Excerpts from a figure dataset:
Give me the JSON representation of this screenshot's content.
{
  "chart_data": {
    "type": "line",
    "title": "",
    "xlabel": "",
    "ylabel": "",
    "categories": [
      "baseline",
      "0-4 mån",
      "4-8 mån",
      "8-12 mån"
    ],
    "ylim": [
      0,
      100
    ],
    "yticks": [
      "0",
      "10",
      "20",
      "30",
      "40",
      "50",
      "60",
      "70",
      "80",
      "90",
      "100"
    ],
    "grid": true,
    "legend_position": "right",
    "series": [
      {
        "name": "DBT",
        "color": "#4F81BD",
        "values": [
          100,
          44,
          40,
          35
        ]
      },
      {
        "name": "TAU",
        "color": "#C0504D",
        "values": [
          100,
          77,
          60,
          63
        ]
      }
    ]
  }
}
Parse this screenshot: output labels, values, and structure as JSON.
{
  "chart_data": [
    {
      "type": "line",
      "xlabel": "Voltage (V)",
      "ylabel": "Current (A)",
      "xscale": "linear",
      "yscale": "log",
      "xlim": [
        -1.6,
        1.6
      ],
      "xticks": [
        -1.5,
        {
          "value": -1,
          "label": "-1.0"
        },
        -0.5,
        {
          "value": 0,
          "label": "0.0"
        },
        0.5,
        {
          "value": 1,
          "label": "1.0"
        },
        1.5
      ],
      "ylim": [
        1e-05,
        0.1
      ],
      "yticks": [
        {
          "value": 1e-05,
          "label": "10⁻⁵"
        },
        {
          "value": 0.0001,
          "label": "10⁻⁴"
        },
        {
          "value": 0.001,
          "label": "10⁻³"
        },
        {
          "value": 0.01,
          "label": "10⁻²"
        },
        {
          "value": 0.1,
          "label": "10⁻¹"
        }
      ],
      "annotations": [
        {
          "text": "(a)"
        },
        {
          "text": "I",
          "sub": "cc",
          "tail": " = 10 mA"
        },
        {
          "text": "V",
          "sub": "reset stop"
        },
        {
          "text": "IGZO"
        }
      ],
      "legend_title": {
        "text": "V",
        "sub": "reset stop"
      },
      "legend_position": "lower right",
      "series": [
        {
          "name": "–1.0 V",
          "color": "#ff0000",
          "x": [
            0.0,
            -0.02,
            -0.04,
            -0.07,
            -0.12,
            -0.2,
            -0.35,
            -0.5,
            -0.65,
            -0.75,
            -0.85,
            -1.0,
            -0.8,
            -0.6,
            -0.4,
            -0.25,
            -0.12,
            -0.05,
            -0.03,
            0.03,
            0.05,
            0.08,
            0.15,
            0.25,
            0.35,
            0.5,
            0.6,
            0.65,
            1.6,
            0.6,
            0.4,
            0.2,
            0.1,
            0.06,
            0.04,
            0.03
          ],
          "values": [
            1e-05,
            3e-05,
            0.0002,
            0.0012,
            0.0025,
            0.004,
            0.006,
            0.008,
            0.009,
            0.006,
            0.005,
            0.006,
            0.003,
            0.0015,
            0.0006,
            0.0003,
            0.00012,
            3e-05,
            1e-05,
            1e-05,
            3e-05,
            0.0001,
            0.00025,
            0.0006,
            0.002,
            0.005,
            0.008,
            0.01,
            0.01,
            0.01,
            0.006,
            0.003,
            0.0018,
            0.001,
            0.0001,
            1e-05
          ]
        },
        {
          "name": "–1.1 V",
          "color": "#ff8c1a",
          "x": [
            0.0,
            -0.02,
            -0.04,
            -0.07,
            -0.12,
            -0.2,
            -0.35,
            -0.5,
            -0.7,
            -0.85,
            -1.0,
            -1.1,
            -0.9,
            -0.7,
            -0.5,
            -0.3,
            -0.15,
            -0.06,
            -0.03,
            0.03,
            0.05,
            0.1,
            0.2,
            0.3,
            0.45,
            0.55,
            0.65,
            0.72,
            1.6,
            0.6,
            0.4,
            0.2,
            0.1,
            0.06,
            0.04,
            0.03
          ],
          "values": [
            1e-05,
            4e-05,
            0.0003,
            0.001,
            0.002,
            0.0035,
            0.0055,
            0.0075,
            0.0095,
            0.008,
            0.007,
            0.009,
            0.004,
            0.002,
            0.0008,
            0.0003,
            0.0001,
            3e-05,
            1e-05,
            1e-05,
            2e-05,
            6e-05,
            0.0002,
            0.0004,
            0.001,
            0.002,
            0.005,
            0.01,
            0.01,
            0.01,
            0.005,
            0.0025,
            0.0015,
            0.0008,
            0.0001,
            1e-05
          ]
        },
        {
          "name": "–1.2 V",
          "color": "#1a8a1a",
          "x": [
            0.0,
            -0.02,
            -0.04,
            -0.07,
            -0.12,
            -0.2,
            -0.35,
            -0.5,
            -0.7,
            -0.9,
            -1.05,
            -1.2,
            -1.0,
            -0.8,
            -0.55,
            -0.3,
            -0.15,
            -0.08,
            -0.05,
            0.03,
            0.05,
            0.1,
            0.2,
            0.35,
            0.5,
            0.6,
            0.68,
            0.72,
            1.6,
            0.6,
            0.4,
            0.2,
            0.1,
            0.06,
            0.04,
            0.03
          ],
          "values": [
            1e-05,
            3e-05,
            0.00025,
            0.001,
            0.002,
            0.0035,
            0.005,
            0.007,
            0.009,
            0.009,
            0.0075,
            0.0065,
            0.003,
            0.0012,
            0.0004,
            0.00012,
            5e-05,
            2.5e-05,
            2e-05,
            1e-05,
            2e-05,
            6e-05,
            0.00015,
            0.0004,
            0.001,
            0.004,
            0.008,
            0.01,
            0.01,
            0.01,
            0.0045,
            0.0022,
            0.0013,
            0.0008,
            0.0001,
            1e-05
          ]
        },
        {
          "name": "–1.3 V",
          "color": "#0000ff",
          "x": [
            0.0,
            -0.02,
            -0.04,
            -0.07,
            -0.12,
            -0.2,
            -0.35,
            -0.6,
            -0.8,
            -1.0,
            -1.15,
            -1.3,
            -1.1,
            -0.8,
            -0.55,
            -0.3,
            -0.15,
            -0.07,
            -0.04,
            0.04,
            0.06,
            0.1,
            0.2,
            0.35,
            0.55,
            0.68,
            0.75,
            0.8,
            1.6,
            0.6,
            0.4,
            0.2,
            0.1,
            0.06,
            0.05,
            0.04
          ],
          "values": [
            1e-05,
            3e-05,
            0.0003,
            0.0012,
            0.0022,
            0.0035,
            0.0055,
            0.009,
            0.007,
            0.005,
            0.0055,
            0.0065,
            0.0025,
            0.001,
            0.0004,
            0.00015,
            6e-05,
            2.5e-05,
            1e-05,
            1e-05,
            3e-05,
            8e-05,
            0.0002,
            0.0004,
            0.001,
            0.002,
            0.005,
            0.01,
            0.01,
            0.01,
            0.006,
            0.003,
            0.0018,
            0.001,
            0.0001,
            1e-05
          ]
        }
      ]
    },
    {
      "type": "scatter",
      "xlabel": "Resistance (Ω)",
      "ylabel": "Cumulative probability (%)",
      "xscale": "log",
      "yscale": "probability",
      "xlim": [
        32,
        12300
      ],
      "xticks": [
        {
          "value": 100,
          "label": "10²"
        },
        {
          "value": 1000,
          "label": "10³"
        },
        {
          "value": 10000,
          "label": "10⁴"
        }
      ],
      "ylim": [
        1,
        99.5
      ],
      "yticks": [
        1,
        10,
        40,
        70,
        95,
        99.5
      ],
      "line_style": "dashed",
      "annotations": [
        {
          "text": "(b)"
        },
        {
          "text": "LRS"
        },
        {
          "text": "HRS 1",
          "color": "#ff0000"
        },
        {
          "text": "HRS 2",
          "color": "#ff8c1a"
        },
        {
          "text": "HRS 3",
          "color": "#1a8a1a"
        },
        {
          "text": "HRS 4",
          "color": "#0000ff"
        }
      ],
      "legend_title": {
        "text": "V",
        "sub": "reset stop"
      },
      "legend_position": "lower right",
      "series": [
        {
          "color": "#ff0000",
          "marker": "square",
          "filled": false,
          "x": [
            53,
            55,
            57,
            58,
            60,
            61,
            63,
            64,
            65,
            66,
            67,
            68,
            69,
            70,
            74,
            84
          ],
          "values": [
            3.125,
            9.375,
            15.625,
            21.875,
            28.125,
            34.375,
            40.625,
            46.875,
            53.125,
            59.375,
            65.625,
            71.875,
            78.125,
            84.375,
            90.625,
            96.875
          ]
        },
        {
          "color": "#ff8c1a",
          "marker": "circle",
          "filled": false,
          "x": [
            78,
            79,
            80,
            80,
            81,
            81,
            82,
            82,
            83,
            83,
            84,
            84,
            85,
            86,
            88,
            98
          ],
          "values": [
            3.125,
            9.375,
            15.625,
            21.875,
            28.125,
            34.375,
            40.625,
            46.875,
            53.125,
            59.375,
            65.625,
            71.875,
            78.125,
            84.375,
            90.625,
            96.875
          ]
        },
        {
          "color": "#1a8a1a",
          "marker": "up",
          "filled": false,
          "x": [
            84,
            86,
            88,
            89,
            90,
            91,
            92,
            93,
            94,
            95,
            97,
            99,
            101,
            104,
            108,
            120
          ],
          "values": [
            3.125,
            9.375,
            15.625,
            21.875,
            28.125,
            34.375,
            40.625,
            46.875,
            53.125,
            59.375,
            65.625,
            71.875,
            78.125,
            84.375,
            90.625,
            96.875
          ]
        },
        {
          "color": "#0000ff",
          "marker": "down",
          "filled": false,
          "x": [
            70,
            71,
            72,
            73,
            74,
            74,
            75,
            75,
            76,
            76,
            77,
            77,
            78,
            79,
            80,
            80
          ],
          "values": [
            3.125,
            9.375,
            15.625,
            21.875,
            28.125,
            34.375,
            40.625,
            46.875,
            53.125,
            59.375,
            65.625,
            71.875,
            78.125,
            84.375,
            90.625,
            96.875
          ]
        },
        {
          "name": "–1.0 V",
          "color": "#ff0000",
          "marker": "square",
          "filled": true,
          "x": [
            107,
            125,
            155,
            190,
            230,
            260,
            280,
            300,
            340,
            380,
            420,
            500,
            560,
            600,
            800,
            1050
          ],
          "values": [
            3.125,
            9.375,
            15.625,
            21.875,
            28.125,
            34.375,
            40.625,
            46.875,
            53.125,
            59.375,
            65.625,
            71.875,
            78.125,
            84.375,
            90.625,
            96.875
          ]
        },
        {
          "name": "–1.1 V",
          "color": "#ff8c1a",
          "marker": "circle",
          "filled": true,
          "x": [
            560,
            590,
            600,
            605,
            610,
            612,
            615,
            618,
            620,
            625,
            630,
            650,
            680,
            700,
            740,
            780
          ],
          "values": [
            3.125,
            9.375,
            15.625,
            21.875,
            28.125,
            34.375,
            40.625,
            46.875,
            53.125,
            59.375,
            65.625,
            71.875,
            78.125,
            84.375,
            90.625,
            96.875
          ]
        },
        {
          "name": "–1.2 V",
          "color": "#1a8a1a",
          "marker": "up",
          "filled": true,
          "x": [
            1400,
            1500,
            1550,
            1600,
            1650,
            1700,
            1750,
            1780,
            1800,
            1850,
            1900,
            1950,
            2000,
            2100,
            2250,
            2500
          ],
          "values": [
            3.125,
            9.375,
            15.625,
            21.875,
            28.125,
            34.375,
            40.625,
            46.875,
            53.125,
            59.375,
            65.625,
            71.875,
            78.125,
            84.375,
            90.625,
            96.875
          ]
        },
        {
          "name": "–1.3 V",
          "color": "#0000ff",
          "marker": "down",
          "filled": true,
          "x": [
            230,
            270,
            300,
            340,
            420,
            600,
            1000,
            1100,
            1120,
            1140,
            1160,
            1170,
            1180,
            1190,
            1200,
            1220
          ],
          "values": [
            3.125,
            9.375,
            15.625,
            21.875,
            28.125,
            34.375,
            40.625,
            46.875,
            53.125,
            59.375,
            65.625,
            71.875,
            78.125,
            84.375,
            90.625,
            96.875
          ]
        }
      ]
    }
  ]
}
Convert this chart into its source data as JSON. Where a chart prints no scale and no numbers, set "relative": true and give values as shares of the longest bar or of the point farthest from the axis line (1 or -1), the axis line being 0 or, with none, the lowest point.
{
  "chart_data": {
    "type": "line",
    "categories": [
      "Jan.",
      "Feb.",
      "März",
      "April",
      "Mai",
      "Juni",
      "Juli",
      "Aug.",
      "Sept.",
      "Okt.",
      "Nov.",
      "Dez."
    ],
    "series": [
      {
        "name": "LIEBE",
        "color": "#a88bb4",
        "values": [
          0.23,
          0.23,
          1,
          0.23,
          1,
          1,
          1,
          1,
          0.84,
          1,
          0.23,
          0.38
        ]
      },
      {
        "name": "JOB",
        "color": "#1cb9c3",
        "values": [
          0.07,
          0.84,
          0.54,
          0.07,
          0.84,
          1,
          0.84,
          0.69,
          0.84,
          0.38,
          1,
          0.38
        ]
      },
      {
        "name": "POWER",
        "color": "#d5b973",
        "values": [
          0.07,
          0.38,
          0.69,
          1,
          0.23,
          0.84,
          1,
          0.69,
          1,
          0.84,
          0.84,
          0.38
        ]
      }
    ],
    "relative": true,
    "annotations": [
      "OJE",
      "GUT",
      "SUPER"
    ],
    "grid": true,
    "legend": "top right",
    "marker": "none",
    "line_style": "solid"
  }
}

:: Written request ::
List every line above containing the word "right".

:: Output for this exercise ::
    "legend_position": "right",
      "legend_position": "lower right",
      "legend_position": "lower right",
    "legend": "top right",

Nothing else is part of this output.